----- Dataset rows -----

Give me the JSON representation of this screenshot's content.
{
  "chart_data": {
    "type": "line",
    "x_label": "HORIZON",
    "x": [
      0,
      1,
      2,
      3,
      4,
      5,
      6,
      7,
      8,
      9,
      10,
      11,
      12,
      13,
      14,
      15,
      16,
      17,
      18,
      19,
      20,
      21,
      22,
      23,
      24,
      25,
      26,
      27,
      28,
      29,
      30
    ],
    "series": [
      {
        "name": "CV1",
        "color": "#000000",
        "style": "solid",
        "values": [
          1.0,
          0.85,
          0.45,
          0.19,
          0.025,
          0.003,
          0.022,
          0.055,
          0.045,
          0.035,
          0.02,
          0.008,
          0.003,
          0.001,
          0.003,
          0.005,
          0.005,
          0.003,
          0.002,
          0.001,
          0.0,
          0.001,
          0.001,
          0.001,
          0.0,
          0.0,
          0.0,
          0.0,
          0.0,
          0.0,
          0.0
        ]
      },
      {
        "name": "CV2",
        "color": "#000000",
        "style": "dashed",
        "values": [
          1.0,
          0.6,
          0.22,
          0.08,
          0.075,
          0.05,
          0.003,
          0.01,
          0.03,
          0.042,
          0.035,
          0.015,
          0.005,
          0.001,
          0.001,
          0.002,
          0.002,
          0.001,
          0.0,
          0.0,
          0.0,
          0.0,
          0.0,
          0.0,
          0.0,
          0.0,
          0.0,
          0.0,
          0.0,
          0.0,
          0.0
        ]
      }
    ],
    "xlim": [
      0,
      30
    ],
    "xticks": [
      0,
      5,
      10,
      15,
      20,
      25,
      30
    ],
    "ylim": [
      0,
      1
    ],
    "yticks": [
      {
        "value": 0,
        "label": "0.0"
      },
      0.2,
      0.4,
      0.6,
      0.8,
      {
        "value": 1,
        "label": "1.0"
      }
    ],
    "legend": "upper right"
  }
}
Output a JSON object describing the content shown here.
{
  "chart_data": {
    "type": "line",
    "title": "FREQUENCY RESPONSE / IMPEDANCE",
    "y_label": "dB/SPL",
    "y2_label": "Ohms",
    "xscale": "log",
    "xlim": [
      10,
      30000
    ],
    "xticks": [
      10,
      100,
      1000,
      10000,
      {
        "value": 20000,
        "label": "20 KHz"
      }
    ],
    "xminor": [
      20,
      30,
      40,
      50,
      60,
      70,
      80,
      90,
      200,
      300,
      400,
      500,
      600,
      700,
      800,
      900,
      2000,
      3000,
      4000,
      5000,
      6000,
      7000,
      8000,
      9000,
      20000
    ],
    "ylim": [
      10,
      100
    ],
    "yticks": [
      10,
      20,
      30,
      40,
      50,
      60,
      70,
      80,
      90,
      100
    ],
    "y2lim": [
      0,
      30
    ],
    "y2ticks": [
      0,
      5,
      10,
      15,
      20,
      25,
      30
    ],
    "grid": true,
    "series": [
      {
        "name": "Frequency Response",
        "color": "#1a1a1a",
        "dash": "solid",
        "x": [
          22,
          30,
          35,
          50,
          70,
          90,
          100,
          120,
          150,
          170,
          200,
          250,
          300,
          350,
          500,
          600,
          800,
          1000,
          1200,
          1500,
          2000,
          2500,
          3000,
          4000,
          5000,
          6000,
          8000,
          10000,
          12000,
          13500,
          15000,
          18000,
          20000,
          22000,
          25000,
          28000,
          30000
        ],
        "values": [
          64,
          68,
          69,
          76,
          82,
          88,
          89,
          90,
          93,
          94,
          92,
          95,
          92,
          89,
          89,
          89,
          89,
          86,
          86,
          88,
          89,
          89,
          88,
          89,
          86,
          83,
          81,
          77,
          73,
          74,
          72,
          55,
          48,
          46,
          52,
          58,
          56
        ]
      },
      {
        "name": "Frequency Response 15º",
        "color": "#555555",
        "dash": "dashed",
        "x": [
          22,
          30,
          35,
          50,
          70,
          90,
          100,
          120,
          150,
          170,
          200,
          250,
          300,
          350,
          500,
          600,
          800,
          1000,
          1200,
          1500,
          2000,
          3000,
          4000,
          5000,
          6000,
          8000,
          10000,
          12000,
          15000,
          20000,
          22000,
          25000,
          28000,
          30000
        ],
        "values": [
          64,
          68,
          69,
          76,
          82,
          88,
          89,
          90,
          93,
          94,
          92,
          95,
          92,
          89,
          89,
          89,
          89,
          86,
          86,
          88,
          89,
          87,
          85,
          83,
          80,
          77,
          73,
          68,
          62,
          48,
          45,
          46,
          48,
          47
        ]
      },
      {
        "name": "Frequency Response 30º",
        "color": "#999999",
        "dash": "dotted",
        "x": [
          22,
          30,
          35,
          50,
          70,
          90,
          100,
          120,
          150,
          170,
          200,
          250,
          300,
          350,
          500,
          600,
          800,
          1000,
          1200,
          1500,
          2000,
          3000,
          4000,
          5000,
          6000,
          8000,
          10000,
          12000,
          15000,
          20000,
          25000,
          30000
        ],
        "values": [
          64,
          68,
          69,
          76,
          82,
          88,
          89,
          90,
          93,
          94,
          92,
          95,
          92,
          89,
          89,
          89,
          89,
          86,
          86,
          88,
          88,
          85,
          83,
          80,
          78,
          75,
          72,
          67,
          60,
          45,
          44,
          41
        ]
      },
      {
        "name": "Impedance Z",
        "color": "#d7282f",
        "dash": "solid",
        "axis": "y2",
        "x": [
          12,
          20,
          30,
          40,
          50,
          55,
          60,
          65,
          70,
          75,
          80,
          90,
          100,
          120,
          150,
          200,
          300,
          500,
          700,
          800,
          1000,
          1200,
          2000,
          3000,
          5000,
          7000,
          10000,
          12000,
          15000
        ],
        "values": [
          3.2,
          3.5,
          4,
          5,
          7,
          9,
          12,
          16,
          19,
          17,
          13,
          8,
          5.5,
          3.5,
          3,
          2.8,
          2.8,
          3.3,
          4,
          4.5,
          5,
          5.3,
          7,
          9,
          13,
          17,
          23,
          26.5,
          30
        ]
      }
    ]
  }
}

-----

* Exercise objective
Repeat the records above exactly as they appear.

* Expected output
Give me the JSON representation of this screenshot's content.
{
  "chart_data": {
    "type": "line",
    "x_label": "HORIZON",
    "x": [
      0,
      1,
      2,
      3,
      4,
      5,
      6,
      7,
      8,
      9,
      10,
      11,
      12,
      13,
      14,
      15,
      16,
      17,
      18,
      19,
      20,
      21,
      22,
      23,
      24,
      25,
      26,
      27,
      28,
      29,
      30
    ],
    "series": [
      {
        "name": "CV1",
        "color": "#000000",
        "style": "solid",
        "values": [
          1.0,
          0.85,
          0.45,
          0.19,
          0.025,
          0.003,
          0.022,
          0.055,
          0.045,
          0.035,
          0.02,
          0.008,
          0.003,
          0.001,
          0.003,
          0.005,
          0.005,
          0.003,
          0.002,
          0.001,
          0.0,
          0.001,
          0.001,
          0.001,
          0.0,
          0.0,
          0.0,
          0.0,
          0.0,
          0.0,
          0.0
        ]
      },
      {
        "name": "CV2",
        "color": "#000000",
        "style": "dashed",
        "values": [
          1.0,
          0.6,
          0.22,
          0.08,
          0.075,
          0.05,
          0.003,
          0.01,
          0.03,
          0.042,
          0.035,
          0.015,
          0.005,
          0.001,
          0.001,
          0.002,
          0.002,
          0.001,
          0.0,
          0.0,
          0.0,
          0.0,
          0.0,
          0.0,
          0.0,
          0.0,
          0.0,
          0.0,
          0.0,
          0.0,
          0.0
        ]
      }
    ],
    "xlim": [
      0,
      30
    ],
    "xticks": [
      0,
      5,
      10,
      15,
      20,
      25,
      30
    ],
    "ylim": [
      0,
      1
    ],
    "yticks": [
      {
        "value": 0,
        "label": "0.0"
      },
      0.2,
      0.4,
      0.6,
      0.8,
      {
        "value": 1,
        "label": "1.0"
      }
    ],
    "legend": "upper right"
  }
}
Output a JSON object describing the content shown here.
{
  "chart_data": {
    "type": "line",
    "title": "FREQUENCY RESPONSE / IMPEDANCE",
    "y_label": "dB/SPL",
    "y2_label": "Ohms",
    "xscale": "log",
    "xlim": [
      10,
      30000
    ],
    "xticks": [
      10,
      100,
      1000,
      10000,
      {
        "value": 20000,
        "label": "20 KHz"
      }
    ],
    "xminor": [
      20,
      30,
      40,
      50,
      60,
      70,
      80,
      90,
      200,
      300,
      400,
      500,
      600,
      700,
      800,
      900,
      2000,
      3000,
      4000,
      5000,
      6000,
      7000,
      8000,
      9000,
      20000
    ],
    "ylim": [
      10,
      100
    ],
    "yticks": [
      10,
      20,
      30,
      40,
      50,
      60,
      70,
      80,
      90,
      100
    ],
    "y2lim": [
      0,
      30
    ],
    "y2ticks": [
      0,
      5,
      10,
      15,
      20,
      25,
      30
    ],
    "grid": true,
    "series": [
      {
        "name": "Frequency Response",
        "color": "#1a1a1a",
        "dash": "solid",
        "x": [
          22,
          30,
          35,
          50,
          70,
          90,
          100,
          120,
          150,
          170,
          200,
          250,
          300,
          350,
          500,
          600,
          800,
          1000,
          1200,
          1500,
          2000,
          2500,
          3000,
          4000,
          5000,
          6000,
          8000,
          10000,
          12000,
          13500,
          15000,
          18000,
          20000,
          22000,
          25000,
          28000,
          30000
        ],
        "values": [
          64,
          68,
          69,
          76,
          82,
          88,
          89,
          90,
          93,
          94,
          92,
          95,
          92,
          89,
          89,
          89,
          89,
          86,
          86,
          88,
          89,
          89,
          88,
          89,
          86,
          83,
          81,
          77,
          73,
          74,
          72,
          55,
          48,
          46,
          52,
          58,
          56
        ]
      },
      {
        "name": "Frequency Response 15º",
        "color": "#555555",
        "dash": "dashed",
        "x": [
          22,
          30,
          35,
          50,
          70,
          90,
          100,
          120,
          150,
          170,
          200,
          250,
          300,
          350,
          500,
          600,
          800,
          1000,
          1200,
          1500,
          2000,
          3000,
          4000,
          5000,
          6000,
          8000,
          10000,
          12000,
          15000,
          20000,
          22000,
          25000,
          28000,
          30000
        ],
        "values": [
          64,
          68,
          69,
          76,
          82,
          88,
          89,
          90,
          93,
          94,
          92,
          95,
          92,
          89,
          89,
          89,
          89,
          86,
          86,
          88,
          89,
          87,
          85,
          83,
          80,
          77,
          73,
          68,
          62,
          48,
          45,
          46,
          48,
          47
        ]
      },
      {
        "name": "Frequency Response 30º",
        "color": "#999999",
        "dash": "dotted",
        "x": [
          22,
          30,
          35,
          50,
          70,
          90,
          100,
          120,
          150,
          170,
          200,
          250,
          300,
          350,
          500,
          600,
          800,
          1000,
          1200,
          1500,
          2000,
          3000,
          4000,
          5000,
          6000,
          8000,
          10000,
          12000,
          15000,
          20000,
          25000,
          30000
        ],
        "values": [
          64,
          68,
          69,
          76,
          82,
          88,
          89,
          90,
          93,
          94,
          92,
          95,
          92,
          89,
          89,
          89,
          89,
          86,
          86,
          88,
          88,
          85,
          83,
          80,
          78,
          75,
          72,
          67,
          60,
          45,
          44,
          41
        ]
      },
      {
        "name": "Impedance Z",
        "color": "#d7282f",
        "dash": "solid",
        "axis": "y2",
        "x": [
          12,
          20,
          30,
          40,
          50,
          55,
          60,
          65,
          70,
          75,
          80,
          90,
          100,
          120,
          150,
          200,
          300,
          500,
          700,
          800,
          1000,
          1200,
          2000,
          3000,
          5000,
          7000,
          10000,
          12000,
          15000
        ],
        "values": [
          3.2,
          3.5,
          4,
          5,
          7,
          9,
          12,
          16,
          19,
          17,
          13,
          8,
          5.5,
          3.5,
          3,
          2.8,
          2.8,
          3.3,
          4,
          4.5,
          5,
          5.3,
          7,
          9,
          13,
          17,
          23,
          26.5,
          30
        ]
      }
    ]
  }
}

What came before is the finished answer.